■ THE REQUEST:
Make an exact copy of the records, with the pictures left out.
[BEGIN GIVEN RECORDS]
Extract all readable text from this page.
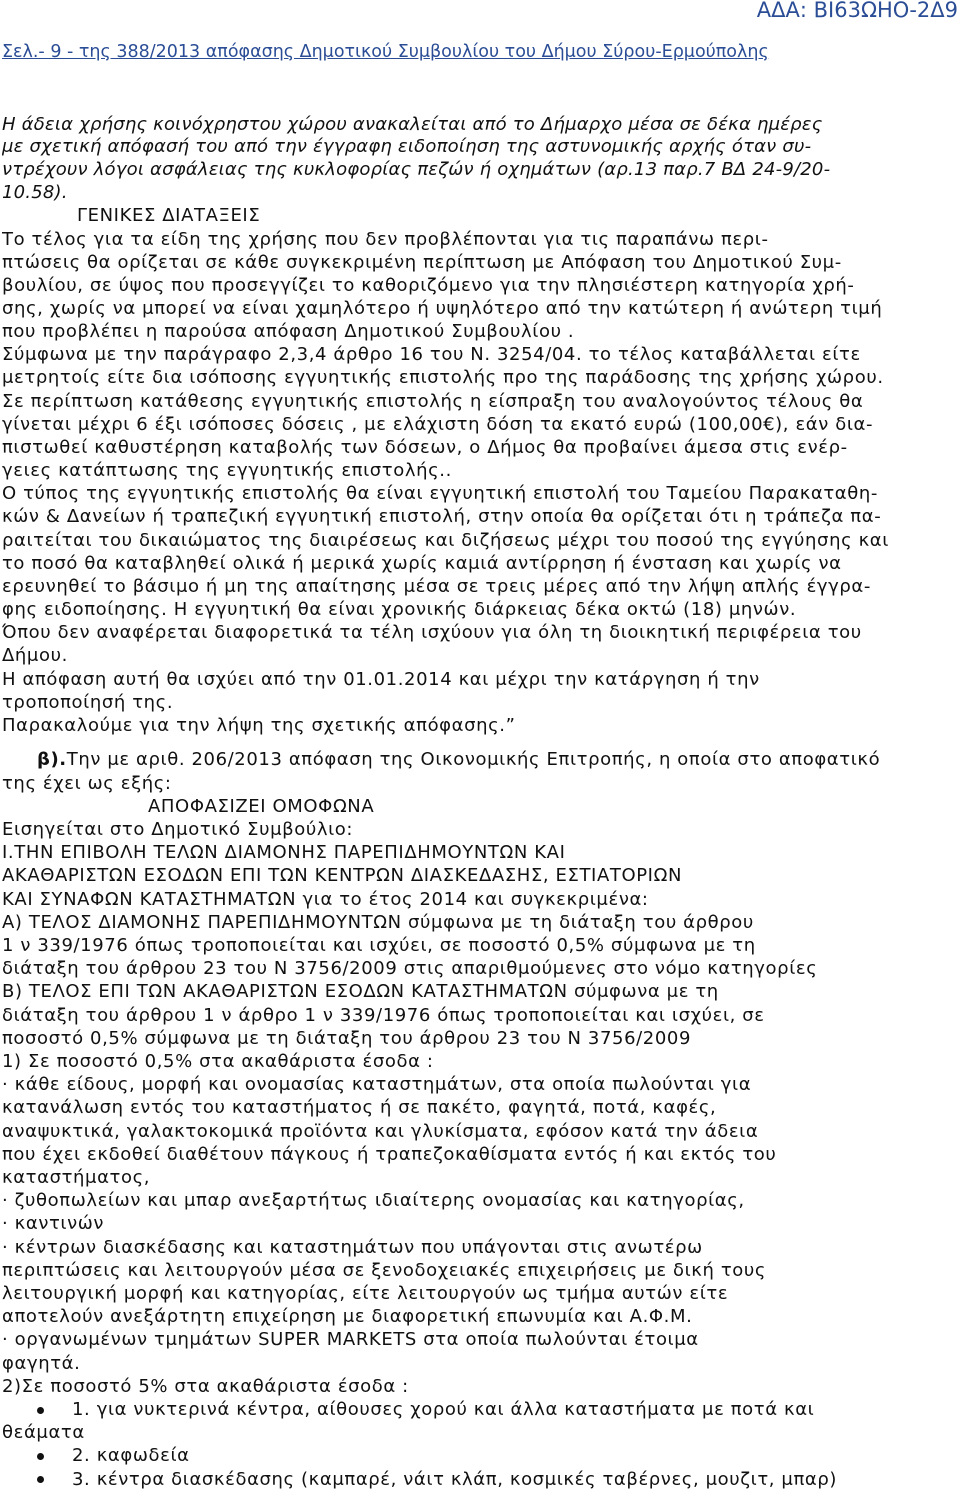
ΑΔΑ: ΒΙ63ΩΗΟ-2Δ9
Σελ.- 9 - της 388/2013 απόφασης Δημοτικού Συμβουλίου του Δήμου Σύρου-Ερμούπολης
Η άδεια χρήσης κοινόχρηστου χώρου ανακαλείται από το Δήμαρχο μέσα σε δέκα ημέρες
με σχετική απόφασή του από την έγγραφη ειδοποίηση της αστυνομικής αρχής όταν συ-
ντρέχουν λόγοι ασφάλειας της κυκλοφορίας πεζών ή οχημάτων (αρ.13 παρ.7 ΒΔ 24-9/20-
10.58).
ΓΕΝΙΚΕΣ ΔΙΑΤΑΞΕΙΣ
Το τέλος για τα είδη της χρήσης που δεν προβλέπονται για τις παραπάνω περι-
πτώσεις θα ορίζεται σε κάθε συγκεκριμένη περίπτωση με Απόφαση του Δημοτικού Συμ-
βουλίου, σε ύψος που προσεγγίζει το καθοριζόμενο για την πλησιέστερη κατηγορία χρή-
σης, χωρίς να μπορεί να είναι χαμηλότερο ή υψηλότερο από την κατώτερη ή ανώτερη τιμή
που προβλέπει η παρούσα απόφαση Δημοτικού Συμβουλίου .
Σύμφωνα με την παράγραφο 2,3,4 άρθρο 16 του Ν. 3254/04. το τέλος καταβάλλεται είτε
μετρητοίς είτε δια ισόποσης εγγυητικής επιστολής προ της παράδοσης της χρήσης χώρου.
Σε περίπτωση κατάθεσης εγγυητικής επιστολής η είσπραξη του αναλογούντος τέλους θα
γίνεται μέχρι 6 έξι ισόποσες δόσεις , με ελάχιστη δόση τα εκατό ευρώ (100,00€), εάν δια-
πιστωθεί καθυστέρηση καταβολής των δόσεων, ο Δήμος θα προβαίνει άμεσα στις ενέρ-
γειες κατάπτωσης της εγγυητικής επιστολής..
Ο τύπος της εγγυητικής επιστολής θα είναι εγγυητική επιστολή του Ταμείου Παρακαταθη-
κών & Δανείων ή τραπεζική εγγυητική επιστολή, στην οποία θα ορίζεται ότι η τράπεζα πα-
ραιτείται του δικαιώματος της διαιρέσεως και διζήσεως μέχρι του ποσού της εγγύησης και
το ποσό θα καταβληθεί ολικά ή μερικά χωρίς καμιά αντίρρηση ή ένσταση και χωρίς να
ερευνηθεί το βάσιμο ή μη της απαίτησης μέσα σε τρεις μέρες από την λήψη απλής έγγρα-
φης ειδοποίησης. Η εγγυητική θα είναι χρονικής διάρκειας δέκα οκτώ (18) μηνών.
Όπου δεν αναφέρεται διαφορετικά τα τέλη ισχύουν για όλη τη διοικητική περιφέρεια του
Δήμου.
Η απόφαση αυτή θα ισχύει από την 01.01.2014 και μέχρι την κατάργηση ή την
τροποποίησή της.
Παρακαλούμε για την λήψη της σχετικής απόφασης.”
β).Την με αριθ. 206/2013 απόφαση της Οικονομικής Επιτροπής, η οποία στο αποφατικό
της έχει ως εξής:
ΑΠΟΦΑΣΙΖΕΙ ΟΜΟΦΩΝΑ
Εισηγείται στο Δημοτικό Συμβούλιο:
Ι.ΤΗΝ ΕΠΙΒΟΛΗ ΤΕΛΩΝ ΔΙΑΜΟΝΗΣ ΠΑΡΕΠΙΔΗΜΟΥΝΤΩΝ ΚΑΙ
ΑΚΑΘΑΡΙΣΤΩΝ ΕΣΟΔΩΝ ΕΠΙ ΤΩΝ ΚΕΝΤΡΩΝ ΔΙΑΣΚΕΔΑΣΗΣ, ΕΣΤΙΑΤΟΡΙΩΝ
ΚΑΙ ΣΥΝΑΦΩΝ ΚΑΤΑΣΤΗΜΑΤΩΝ για το έτος 2014 και συγκεκριμένα:
Α) ΤΕΛΟΣ ΔΙΑΜΟΝΗΣ ΠΑΡΕΠΙΔΗΜΟΥΝΤΩΝ σύμφωνα με τη διάταξη του άρθρου
1 ν 339/1976 όπως τροποποιείται και ισχύει, σε ποσοστό 0,5% σύμφωνα με τη
διάταξη του άρθρου 23 του Ν 3756/2009 στις απαριθμούμενες στο νόμο κατηγορίες
Β) ΤΕΛΟΣ ΕΠΙ ΤΩΝ ΑΚΑΘΑΡΙΣΤΩΝ ΕΣΟΔΩΝ ΚΑΤΑΣΤΗΜΑΤΩΝ σύμφωνα με τη
διάταξη του άρθρου 1 ν άρθρο 1 ν 339/1976 όπως τροποποιείται και ισχύει, σε
ποσοστό 0,5% σύμφωνα με τη διάταξη του άρθρου 23 του Ν 3756/2009
1) Σε ποσοστό 0,5% στα ακαθάριστα έσοδα :
· κάθε είδους, μορφή και ονομασίας καταστημάτων, στα οποία πωλούνται για
κατανάλωση εντός του καταστήματος ή σε πακέτο, φαγητά, ποτά, καφές,
αναψυκτικά, γαλακτοκομικά προϊόντα και γλυκίσματα, εφόσον κατά την άδεια
που έχει εκδοθεί διαθέτουν πάγκους ή τραπεζοκαθίσματα εντός ή και εκτός του
καταστήματος,
· ζυθοπωλείων και μπαρ ανεξαρτήτως ιδιαίτερης ονομασίας και κατηγορίας,
· καντινών
· κέντρων διασκέδασης και καταστημάτων που υπάγονται στις ανωτέρω
περιπτώσεις και λειτουργούν μέσα σε ξενοδοχειακές επιχειρήσεις με δική τους
λειτουργική μορφή και κατηγορίας, είτε λειτουργούν ως τμήμα αυτών είτε
αποτελούν ανεξάρτητη επιχείρηση με διαφορετική επωνυμία και Α.Φ.Μ.
· οργανωμένων τμημάτων SUPER MARKETS στα οποία πωλούνται έτοιμα
φαγητά.
2)Σε ποσοστό 5% στα ακαθάριστα έσοδα :
1. για νυκτερινά κέντρα, αίθουσες χορού και άλλα καταστήματα με ποτά και
θεάματα
2. καφωδεία
3. κέντρα διασκέδασης (καμπαρέ, νάιτ κλάπ, κοσμικές ταβέρνες, μουζιτ, μπαρ)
[END GIVEN RECORDS]
■ OUTPUT OF THE TASK:
Extract all readable text from this page.
ΑΔΑ: ΒΙ63ΩΗΟ-2Δ9
Σελ.- 9 - της 388/2013 απόφασης Δημοτικού Συμβουλίου του Δήμου Σύρου-Ερμούπολης
Η άδεια χρήσης κοινόχρηστου χώρου ανακαλείται από το Δήμαρχο μέσα σε δέκα ημέρες
με σχετική απόφασή του από την έγγραφη ειδοποίηση της αστυνομικής αρχής όταν συ-
ντρέχουν λόγοι ασφάλειας της κυκλοφορίας πεζών ή οχημάτων (αρ.13 παρ.7 ΒΔ 24-9/20-
10.58).
ΓΕΝΙΚΕΣ ΔΙΑΤΑΞΕΙΣ
Το τέλος για τα είδη της χρήσης που δεν προβλέπονται για τις παραπάνω περι-
πτώσεις θα ορίζεται σε κάθε συγκεκριμένη περίπτωση με Απόφαση του Δημοτικού Συμ-
βουλίου, σε ύψος που προσεγγίζει το καθοριζόμενο για την πλησιέστερη κατηγορία χρή-
σης, χωρίς να μπορεί να είναι χαμηλότερο ή υψηλότερο από την κατώτερη ή ανώτερη τιμή
που προβλέπει η παρούσα απόφαση Δημοτικού Συμβουλίου .
Σύμφωνα με την παράγραφο 2,3,4 άρθρο 16 του Ν. 3254/04. το τέλος καταβάλλεται είτε
μετρητοίς είτε δια ισόποσης εγγυητικής επιστολής προ της παράδοσης της χρήσης χώρου.
Σε περίπτωση κατάθεσης εγγυητικής επιστολής η είσπραξη του αναλογούντος τέλους θα
γίνεται μέχρι 6 έξι ισόποσες δόσεις , με ελάχιστη δόση τα εκατό ευρώ (100,00€), εάν δια-
πιστωθεί καθυστέρηση καταβολής των δόσεων, ο Δήμος θα προβαίνει άμεσα στις ενέρ-
γειες κατάπτωσης της εγγυητικής επιστολής..
Ο τύπος της εγγυητικής επιστολής θα είναι εγγυητική επιστολή του Ταμείου Παρακαταθη-
κών & Δανείων ή τραπεζική εγγυητική επιστολή, στην οποία θα ορίζεται ότι η τράπεζα πα-
ραιτείται του δικαιώματος της διαιρέσεως και διζήσεως μέχρι του ποσού της εγγύησης και
το ποσό θα καταβληθεί ολικά ή μερικά χωρίς καμιά αντίρρηση ή ένσταση και χωρίς να
ερευνηθεί το βάσιμο ή μη της απαίτησης μέσα σε τρεις μέρες από την λήψη απλής έγγρα-
φης ειδοποίησης. Η εγγυητική θα είναι χρονικής διάρκειας δέκα οκτώ (18) μηνών.
Όπου δεν αναφέρεται διαφορετικά τα τέλη ισχύουν για όλη τη διοικητική περιφέρεια του
Δήμου.
Η απόφαση αυτή θα ισχύει από την 01.01.2014 και μέχρι την κατάργηση ή την
τροποποίησή της.
Παρακαλούμε για την λήψη της σχετικής απόφασης.”
β).Την με αριθ. 206/2013 απόφαση της Οικονομικής Επιτροπής, η οποία στο αποφατικό
της έχει ως εξής:
ΑΠΟΦΑΣΙΖΕΙ ΟΜΟΦΩΝΑ
Εισηγείται στο Δημοτικό Συμβούλιο:
Ι.ΤΗΝ ΕΠΙΒΟΛΗ ΤΕΛΩΝ ΔΙΑΜΟΝΗΣ ΠΑΡΕΠΙΔΗΜΟΥΝΤΩΝ ΚΑΙ
ΑΚΑΘΑΡΙΣΤΩΝ ΕΣΟΔΩΝ ΕΠΙ ΤΩΝ ΚΕΝΤΡΩΝ ΔΙΑΣΚΕΔΑΣΗΣ, ΕΣΤΙΑΤΟΡΙΩΝ
ΚΑΙ ΣΥΝΑΦΩΝ ΚΑΤΑΣΤΗΜΑΤΩΝ για το έτος 2014 και συγκεκριμένα:
Α) ΤΕΛΟΣ ΔΙΑΜΟΝΗΣ ΠΑΡΕΠΙΔΗΜΟΥΝΤΩΝ σύμφωνα με τη διάταξη του άρθρου
1 ν 339/1976 όπως τροποποιείται και ισχύει, σε ποσοστό 0,5% σύμφωνα με τη
διάταξη του άρθρου 23 του Ν 3756/2009 στις απαριθμούμενες στο νόμο κατηγορίες
Β) ΤΕΛΟΣ ΕΠΙ ΤΩΝ ΑΚΑΘΑΡΙΣΤΩΝ ΕΣΟΔΩΝ ΚΑΤΑΣΤΗΜΑΤΩΝ σύμφωνα με τη
διάταξη του άρθρου 1 ν άρθρο 1 ν 339/1976 όπως τροποποιείται και ισχύει, σε
ποσοστό 0,5% σύμφωνα με τη διάταξη του άρθρου 23 του Ν 3756/2009
1) Σε ποσοστό 0,5% στα ακαθάριστα έσοδα :
· κάθε είδους, μορφή και ονομασίας καταστημάτων, στα οποία πωλούνται για
κατανάλωση εντός του καταστήματος ή σε πακέτο, φαγητά, ποτά, καφές,
αναψυκτικά, γαλακτοκομικά προϊόντα και γλυκίσματα, εφόσον κατά την άδεια
που έχει εκδοθεί διαθέτουν πάγκους ή τραπεζοκαθίσματα εντός ή και εκτός του
καταστήματος,
· ζυθοπωλείων και μπαρ ανεξαρτήτως ιδιαίτερης ονομασίας και κατηγορίας,
· καντινών
· κέντρων διασκέδασης και καταστημάτων που υπάγονται στις ανωτέρω
περιπτώσεις και λειτουργούν μέσα σε ξενοδοχειακές επιχειρήσεις με δική τους
λειτουργική μορφή και κατηγορίας, είτε λειτουργούν ως τμήμα αυτών είτε
αποτελούν ανεξάρτητη επιχείρηση με διαφορετική επωνυμία και Α.Φ.Μ.
· οργανωμένων τμημάτων SUPER MARKETS στα οποία πωλούνται έτοιμα
φαγητά.
2)Σε ποσοστό 5% στα ακαθάριστα έσοδα :
1. για νυκτερινά κέντρα, αίθουσες χορού και άλλα καταστήματα με ποτά και
θεάματα
2. καφωδεία
3. κέντρα διασκέδασης (καμπαρέ, νάιτ κλάπ, κοσμικές ταβέρνες, μουζιτ, μπαρ)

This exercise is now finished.